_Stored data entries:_
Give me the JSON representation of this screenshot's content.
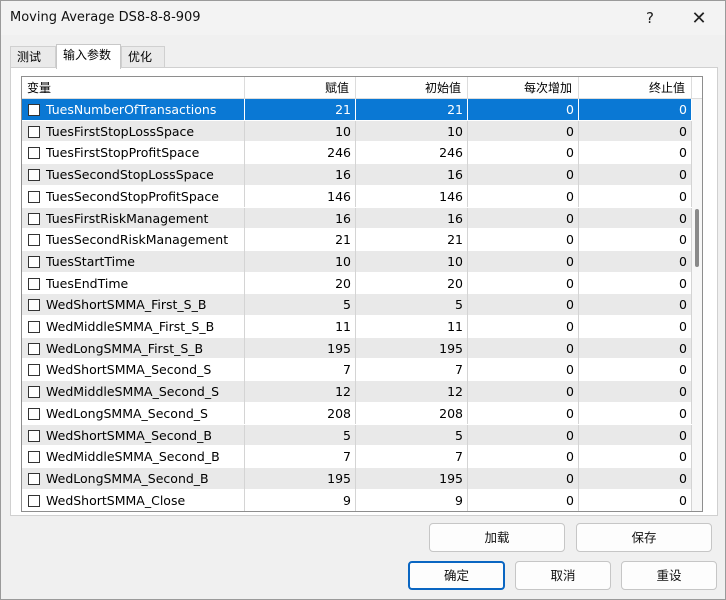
{
  "window": {
    "title": "Moving Average DS8-8-8-909",
    "help_glyph": "?",
    "close_glyph": "✕"
  },
  "tabs": [
    {
      "label": "测试",
      "active": false
    },
    {
      "label": "输入参数",
      "active": true
    },
    {
      "label": "优化",
      "active": false
    }
  ],
  "grid": {
    "columns": [
      "变量",
      "赋值",
      "初始值",
      "每次增加",
      "终止值"
    ],
    "rows": [
      {
        "name": "TuesNumberOfTransactions",
        "value": "21",
        "initial": "21",
        "step": "0",
        "stop": "0",
        "selected": true
      },
      {
        "name": "TuesFirstStopLossSpace",
        "value": "10",
        "initial": "10",
        "step": "0",
        "stop": "0"
      },
      {
        "name": "TuesFirstStopProfitSpace",
        "value": "246",
        "initial": "246",
        "step": "0",
        "stop": "0"
      },
      {
        "name": "TuesSecondStopLossSpace",
        "value": "16",
        "initial": "16",
        "step": "0",
        "stop": "0"
      },
      {
        "name": "TuesSecondStopProfitSpace",
        "value": "146",
        "initial": "146",
        "step": "0",
        "stop": "0"
      },
      {
        "name": "TuesFirstRiskManagement",
        "value": "16",
        "initial": "16",
        "step": "0",
        "stop": "0"
      },
      {
        "name": "TuesSecondRiskManagement",
        "value": "21",
        "initial": "21",
        "step": "0",
        "stop": "0"
      },
      {
        "name": "TuesStartTime",
        "value": "10",
        "initial": "10",
        "step": "0",
        "stop": "0"
      },
      {
        "name": "TuesEndTime",
        "value": "20",
        "initial": "20",
        "step": "0",
        "stop": "0"
      },
      {
        "name": "WedShortSMMA_First_S_B",
        "value": "5",
        "initial": "5",
        "step": "0",
        "stop": "0"
      },
      {
        "name": "WedMiddleSMMA_First_S_B",
        "value": "11",
        "initial": "11",
        "step": "0",
        "stop": "0"
      },
      {
        "name": "WedLongSMMA_First_S_B",
        "value": "195",
        "initial": "195",
        "step": "0",
        "stop": "0"
      },
      {
        "name": "WedShortSMMA_Second_S",
        "value": "7",
        "initial": "7",
        "step": "0",
        "stop": "0"
      },
      {
        "name": "WedMiddleSMMA_Second_S",
        "value": "12",
        "initial": "12",
        "step": "0",
        "stop": "0"
      },
      {
        "name": "WedLongSMMA_Second_S",
        "value": "208",
        "initial": "208",
        "step": "0",
        "stop": "0"
      },
      {
        "name": "WedShortSMMA_Second_B",
        "value": "5",
        "initial": "5",
        "step": "0",
        "stop": "0"
      },
      {
        "name": "WedMiddleSMMA_Second_B",
        "value": "7",
        "initial": "7",
        "step": "0",
        "stop": "0"
      },
      {
        "name": "WedLongSMMA_Second_B",
        "value": "195",
        "initial": "195",
        "step": "0",
        "stop": "0"
      },
      {
        "name": "WedShortSMMA_Close",
        "value": "9",
        "initial": "9",
        "step": "0",
        "stop": "0"
      }
    ]
  },
  "buttons": {
    "load": "加载",
    "save": "保存",
    "ok": "确定",
    "cancel": "取消",
    "reset": "重设"
  },
  "colors": {
    "selection": "#0a78d4",
    "default_button_border": "#0a66c2"
  }
}
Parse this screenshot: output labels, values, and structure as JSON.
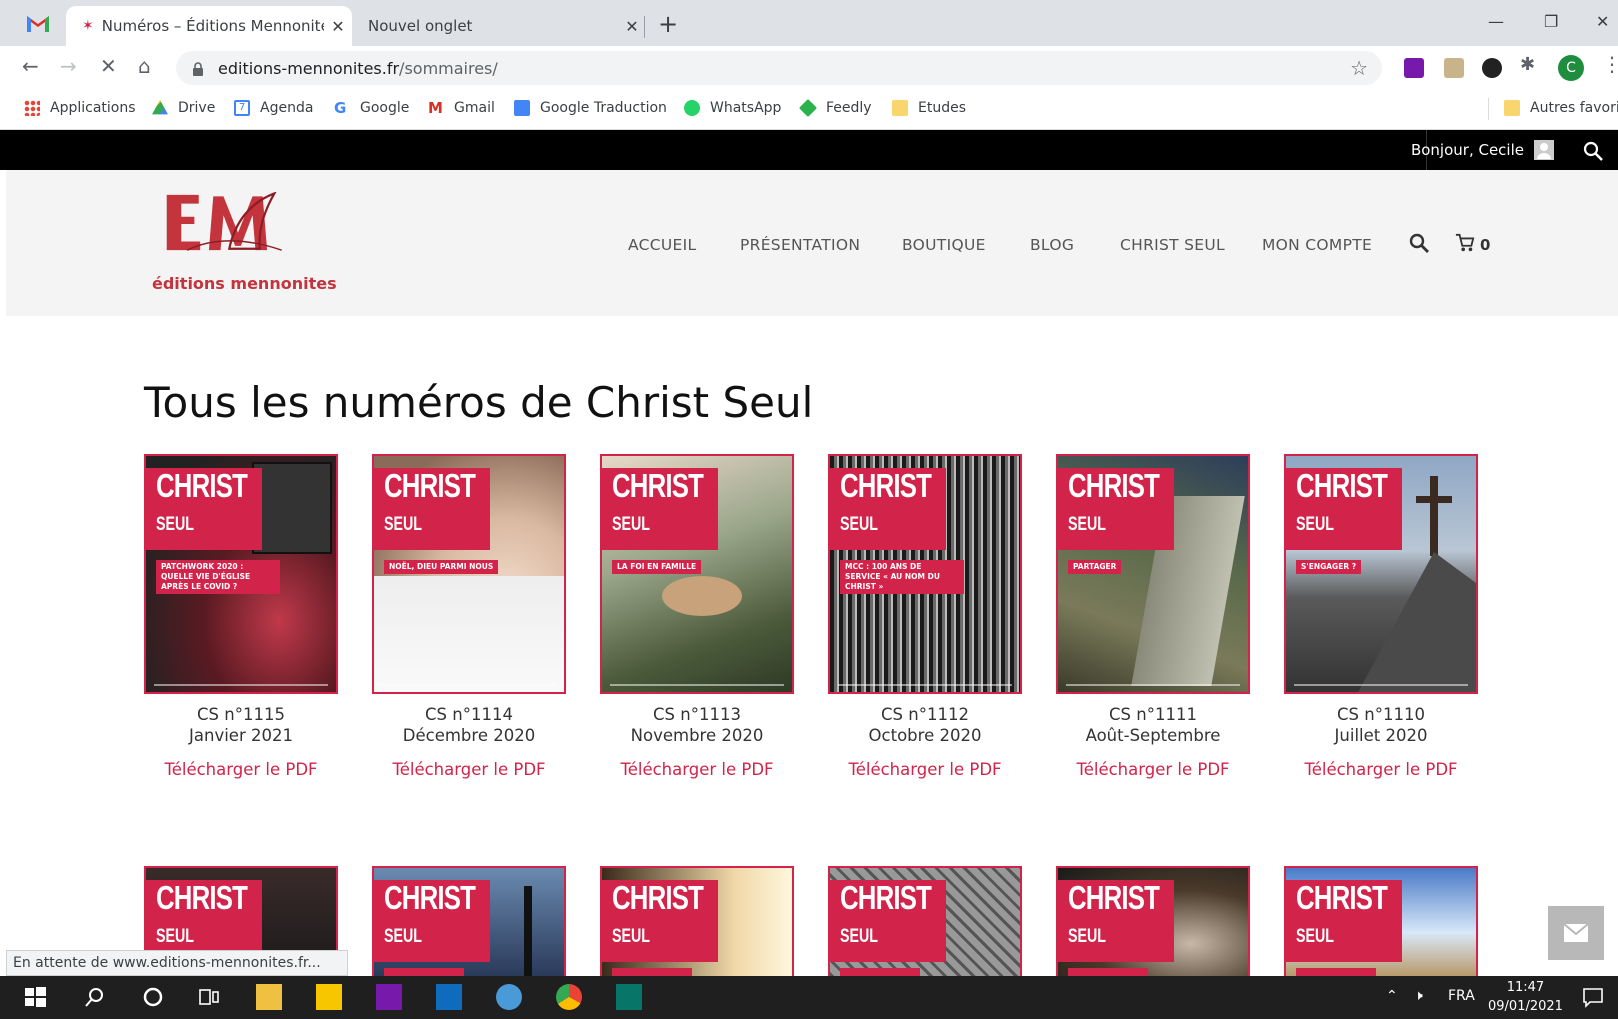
{
  "browser": {
    "tabs": [
      {
        "title": "Numéros – Éditions Mennonites",
        "active": true
      },
      {
        "title": "Nouvel onglet",
        "active": false
      }
    ],
    "address": {
      "host": "editions-mennonites.fr",
      "path": "/sommaires/"
    },
    "bookmarks": [
      "Applications",
      "Drive",
      "Agenda",
      "Google",
      "Gmail",
      "Google Traduction",
      "WhatsApp",
      "Feedly",
      "Etudes"
    ],
    "other_bookmarks": "Autres favoris",
    "profile_initial": "C"
  },
  "site": {
    "greeting": "Bonjour, Cecile",
    "logo_caption": "éditions mennonites",
    "nav": [
      "ACCUEIL",
      "PRÉSENTATION",
      "BOUTIQUE",
      "BLOG",
      "CHRIST SEUL",
      "MON COMPTE"
    ],
    "cart_count": "0",
    "page_title": "Tous les numéros de Christ Seul",
    "cover_brand": "CHRIST",
    "cover_sub": "SEUL",
    "issues": [
      {
        "number": "CS n°1115",
        "date": "Janvier 2021",
        "download": "Télécharger le PDF",
        "cover_tag": "PATCHWORK 2020 : QUELLE VIE D'ÉGLISE APRÈS LE COVID ?"
      },
      {
        "number": "CS n°1114",
        "date": "Décembre 2020",
        "download": "Télécharger le PDF",
        "cover_tag": "NOËL, DIEU PARMI NOUS"
      },
      {
        "number": "CS n°1113",
        "date": "Novembre 2020",
        "download": "Télécharger le PDF",
        "cover_tag": "LA FOI EN FAMILLE"
      },
      {
        "number": "CS n°1112",
        "date": "Octobre 2020",
        "download": "Télécharger le PDF",
        "cover_tag": "MCC : 100 ANS DE SERVICE « AU NOM DU CHRIST »"
      },
      {
        "number": "CS n°1111",
        "date": "Août-Septembre",
        "download": "Télécharger le PDF",
        "cover_tag": "PARTAGER"
      },
      {
        "number": "CS n°1110",
        "date": "Juillet 2020",
        "download": "Télécharger le PDF",
        "cover_tag": "S'ENGAGER ?"
      }
    ],
    "second_row_count": 6
  },
  "status_text": "En attente de www.editions-mennonites.fr...",
  "taskbar": {
    "language": "FRA",
    "time": "11:47",
    "date": "09/01/2021"
  },
  "colors": {
    "brand_red": "#d2234a",
    "topbar": "#000000",
    "header_bg": "#f4f4f4"
  }
}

_WHAT THE TASK REQUIRES:_
Reproduce each line exactly as it appears, omitting the pictures.

_THE ANSWER:_
Give me the JSON representation of this screenshot's content.
{
  "window": {
    "title": "Moving Average DS8-8-8-909",
    "help_glyph": "?",
    "close_glyph": "✕"
  },
  "tabs": [
    {
      "label": "测试",
      "active": false
    },
    {
      "label": "输入参数",
      "active": true
    },
    {
      "label": "优化",
      "active": false
    }
  ],
  "grid": {
    "columns": [
      "变量",
      "赋值",
      "初始值",
      "每次增加",
      "终止值"
    ],
    "rows": [
      {
        "name": "TuesNumberOfTransactions",
        "value": "21",
        "initial": "21",
        "step": "0",
        "stop": "0",
        "selected": true
      },
      {
        "name": "TuesFirstStopLossSpace",
        "value": "10",
        "initial": "10",
        "step": "0",
        "stop": "0"
      },
      {
        "name": "TuesFirstStopProfitSpace",
        "value": "246",
        "initial": "246",
        "step": "0",
        "stop": "0"
      },
      {
        "name": "TuesSecondStopLossSpace",
        "value": "16",
        "initial": "16",
        "step": "0",
        "stop": "0"
      },
      {
        "name": "TuesSecondStopProfitSpace",
        "value": "146",
        "initial": "146",
        "step": "0",
        "stop": "0"
      },
      {
        "name": "TuesFirstRiskManagement",
        "value": "16",
        "initial": "16",
        "step": "0",
        "stop": "0"
      },
      {
        "name": "TuesSecondRiskManagement",
        "value": "21",
        "initial": "21",
        "step": "0",
        "stop": "0"
      },
      {
        "name": "TuesStartTime",
        "value": "10",
        "initial": "10",
        "step": "0",
        "stop": "0"
      },
      {
        "name": "TuesEndTime",
        "value": "20",
        "initial": "20",
        "step": "0",
        "stop": "0"
      },
      {
        "name": "WedShortSMMA_First_S_B",
        "value": "5",
        "initial": "5",
        "step": "0",
        "stop": "0"
      },
      {
        "name": "WedMiddleSMMA_First_S_B",
        "value": "11",
        "initial": "11",
        "step": "0",
        "stop": "0"
      },
      {
        "name": "WedLongSMMA_First_S_B",
        "value": "195",
        "initial": "195",
        "step": "0",
        "stop": "0"
      },
      {
        "name": "WedShortSMMA_Second_S",
        "value": "7",
        "initial": "7",
        "step": "0",
        "stop": "0"
      },
      {
        "name": "WedMiddleSMMA_Second_S",
        "value": "12",
        "initial": "12",
        "step": "0",
        "stop": "0"
      },
      {
        "name": "WedLongSMMA_Second_S",
        "value": "208",
        "initial": "208",
        "step": "0",
        "stop": "0"
      },
      {
        "name": "WedShortSMMA_Second_B",
        "value": "5",
        "initial": "5",
        "step": "0",
        "stop": "0"
      },
      {
        "name": "WedMiddleSMMA_Second_B",
        "value": "7",
        "initial": "7",
        "step": "0",
        "stop": "0"
      },
      {
        "name": "WedLongSMMA_Second_B",
        "value": "195",
        "initial": "195",
        "step": "0",
        "stop": "0"
      },
      {
        "name": "WedShortSMMA_Close",
        "value": "9",
        "initial": "9",
        "step": "0",
        "stop": "0"
      }
    ]
  },
  "buttons": {
    "load": "加载",
    "save": "保存",
    "ok": "确定",
    "cancel": "取消",
    "reset": "重设"
  },
  "colors": {
    "selection": "#0a78d4",
    "default_button_border": "#0a66c2"
  }
}
Parse this screenshot: output labels, values, and structure as JSON.
{
  "browser": {
    "tabs": [
      {
        "title": "Numéros – Éditions Mennonites",
        "active": true
      },
      {
        "title": "Nouvel onglet",
        "active": false
      }
    ],
    "address": {
      "host": "editions-mennonites.fr",
      "path": "/sommaires/"
    },
    "bookmarks": [
      "Applications",
      "Drive",
      "Agenda",
      "Google",
      "Gmail",
      "Google Traduction",
      "WhatsApp",
      "Feedly",
      "Etudes"
    ],
    "other_bookmarks": "Autres favoris",
    "profile_initial": "C"
  },
  "site": {
    "greeting": "Bonjour, Cecile",
    "logo_caption": "éditions mennonites",
    "nav": [
      "ACCUEIL",
      "PRÉSENTATION",
      "BOUTIQUE",
      "BLOG",
      "CHRIST SEUL",
      "MON COMPTE"
    ],
    "cart_count": "0",
    "page_title": "Tous les numéros de Christ Seul",
    "cover_brand": "CHRIST",
    "cover_sub": "SEUL",
    "issues": [
      {
        "number": "CS n°1115",
        "date": "Janvier 2021",
        "download": "Télécharger le PDF",
        "cover_tag": "PATCHWORK 2020 : QUELLE VIE D'ÉGLISE APRÈS LE COVID ?"
      },
      {
        "number": "CS n°1114",
        "date": "Décembre 2020",
        "download": "Télécharger le PDF",
        "cover_tag": "NOËL, DIEU PARMI NOUS"
      },
      {
        "number": "CS n°1113",
        "date": "Novembre 2020",
        "download": "Télécharger le PDF",
        "cover_tag": "LA FOI EN FAMILLE"
      },
      {
        "number": "CS n°1112",
        "date": "Octobre 2020",
        "download": "Télécharger le PDF",
        "cover_tag": "MCC : 100 ANS DE SERVICE « AU NOM DU CHRIST »"
      },
      {
        "number": "CS n°1111",
        "date": "Août-Septembre",
        "download": "Télécharger le PDF",
        "cover_tag": "PARTAGER"
      },
      {
        "number": "CS n°1110",
        "date": "Juillet 2020",
        "download": "Télécharger le PDF",
        "cover_tag": "S'ENGAGER ?"
      }
    ],
    "second_row_count": 6
  },
  "status_text": "En attente de www.editions-mennonites.fr...",
  "taskbar": {
    "language": "FRA",
    "time": "11:47",
    "date": "09/01/2021"
  },
  "colors": {
    "brand_red": "#d2234a",
    "topbar": "#000000",
    "header_bg": "#f4f4f4"
  }
}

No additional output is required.